#### WHAT NEEDS TO BE DONE:
List every kind of barrier that the passage below on the "Friends and Partners" project says proved largely surmountable in its first year with existing network and information technologies.

#### DOCUMENT:
The issue of metered or "tariffed" Internet traffic in Russia has proven to be a very serious impediment to our work. We have learned first-hand the value of the flat-rate method of paying for Internet connections common in the United States. Obviously, the issues of ubiquitous access (or lack of) and network bandwidth are problems we deal with constantly. Getting people "connected" -- in the US and in the NIS - continues to be the most important issue we deal with. We have spent a fair amount of time over the past year exploring various alternative methods of access such as packet radio and satellite-based IP connections for areas where good terrestrial infrastructure for telecommunications is not available.
7.0 Future Plans
There is much work to do in the area of global networking - extending the benefits of the GII across traditionally difficult barriers as those which have existed between the US and the FSU. "Friends and Partners" may be the first system created by citizens of our countries for the express purpose of fostering such community. It represents a potentially powerful use of the Internet and, in its first year, has proven that geographical, cultural, political and language barriers are largely surmountable with the use of existing network and information technologies.

#### DATA SHOWN:
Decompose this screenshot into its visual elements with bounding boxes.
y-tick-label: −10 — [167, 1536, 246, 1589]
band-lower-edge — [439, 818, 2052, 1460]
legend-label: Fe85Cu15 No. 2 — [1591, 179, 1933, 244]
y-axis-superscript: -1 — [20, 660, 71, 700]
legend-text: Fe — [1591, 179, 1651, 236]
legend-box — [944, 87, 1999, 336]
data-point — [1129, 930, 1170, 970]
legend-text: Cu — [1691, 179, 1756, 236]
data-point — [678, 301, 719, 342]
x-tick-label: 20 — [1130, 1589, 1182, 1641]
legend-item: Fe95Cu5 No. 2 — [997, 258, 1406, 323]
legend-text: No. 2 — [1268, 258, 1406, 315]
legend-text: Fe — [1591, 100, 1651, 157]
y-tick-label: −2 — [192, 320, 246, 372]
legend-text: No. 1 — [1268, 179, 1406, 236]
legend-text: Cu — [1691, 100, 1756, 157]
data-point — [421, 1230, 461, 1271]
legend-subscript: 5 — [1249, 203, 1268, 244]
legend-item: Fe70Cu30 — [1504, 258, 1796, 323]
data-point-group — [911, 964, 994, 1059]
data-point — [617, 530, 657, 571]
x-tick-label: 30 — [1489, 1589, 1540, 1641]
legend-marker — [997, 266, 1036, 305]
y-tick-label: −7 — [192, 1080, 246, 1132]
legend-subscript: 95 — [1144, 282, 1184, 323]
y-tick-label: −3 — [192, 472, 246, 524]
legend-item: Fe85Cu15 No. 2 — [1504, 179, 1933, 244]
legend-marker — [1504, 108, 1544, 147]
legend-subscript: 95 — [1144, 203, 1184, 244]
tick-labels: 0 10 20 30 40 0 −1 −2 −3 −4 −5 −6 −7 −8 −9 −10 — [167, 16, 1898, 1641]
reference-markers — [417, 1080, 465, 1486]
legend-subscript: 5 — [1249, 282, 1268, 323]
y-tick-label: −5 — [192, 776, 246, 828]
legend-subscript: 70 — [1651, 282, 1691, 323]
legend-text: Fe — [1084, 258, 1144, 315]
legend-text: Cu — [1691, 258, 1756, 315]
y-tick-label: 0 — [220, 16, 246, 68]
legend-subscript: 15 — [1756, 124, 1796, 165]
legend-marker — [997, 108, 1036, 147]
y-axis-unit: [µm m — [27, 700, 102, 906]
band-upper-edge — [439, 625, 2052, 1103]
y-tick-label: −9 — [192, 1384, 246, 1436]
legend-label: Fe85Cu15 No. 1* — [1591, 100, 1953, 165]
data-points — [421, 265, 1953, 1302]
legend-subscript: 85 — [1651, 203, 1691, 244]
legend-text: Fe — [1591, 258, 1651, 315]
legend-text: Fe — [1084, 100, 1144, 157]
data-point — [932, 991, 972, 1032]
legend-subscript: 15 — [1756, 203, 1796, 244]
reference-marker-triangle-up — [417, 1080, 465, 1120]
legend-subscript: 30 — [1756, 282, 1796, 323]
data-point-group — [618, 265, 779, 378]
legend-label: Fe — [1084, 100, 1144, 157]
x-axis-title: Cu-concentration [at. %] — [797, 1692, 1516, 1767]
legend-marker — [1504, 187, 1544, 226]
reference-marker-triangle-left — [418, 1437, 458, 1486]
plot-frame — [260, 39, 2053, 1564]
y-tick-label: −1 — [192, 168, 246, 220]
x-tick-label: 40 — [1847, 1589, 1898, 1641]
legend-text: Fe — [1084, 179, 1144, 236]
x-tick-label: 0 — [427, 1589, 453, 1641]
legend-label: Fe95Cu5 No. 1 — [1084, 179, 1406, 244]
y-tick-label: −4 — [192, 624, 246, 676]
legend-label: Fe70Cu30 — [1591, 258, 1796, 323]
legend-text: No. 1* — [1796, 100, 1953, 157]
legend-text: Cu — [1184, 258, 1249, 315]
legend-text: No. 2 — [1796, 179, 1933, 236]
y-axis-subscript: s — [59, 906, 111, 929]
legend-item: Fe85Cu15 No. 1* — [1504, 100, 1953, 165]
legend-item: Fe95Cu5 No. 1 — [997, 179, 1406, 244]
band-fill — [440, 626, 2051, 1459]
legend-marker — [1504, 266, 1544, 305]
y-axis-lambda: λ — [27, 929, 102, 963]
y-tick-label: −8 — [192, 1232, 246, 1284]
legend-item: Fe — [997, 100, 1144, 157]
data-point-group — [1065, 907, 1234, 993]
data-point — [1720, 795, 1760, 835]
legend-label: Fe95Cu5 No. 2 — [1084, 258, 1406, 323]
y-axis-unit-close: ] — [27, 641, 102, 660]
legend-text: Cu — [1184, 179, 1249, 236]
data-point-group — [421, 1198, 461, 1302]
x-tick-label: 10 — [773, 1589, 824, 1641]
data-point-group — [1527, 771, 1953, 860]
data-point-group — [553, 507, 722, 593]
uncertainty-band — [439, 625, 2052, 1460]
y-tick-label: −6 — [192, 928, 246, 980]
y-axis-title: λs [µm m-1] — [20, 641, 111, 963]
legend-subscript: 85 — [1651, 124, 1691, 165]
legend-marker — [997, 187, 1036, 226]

#### SOLUTION TO THE PROBLEM:
- Geographical
- Cultural
- Political
- Language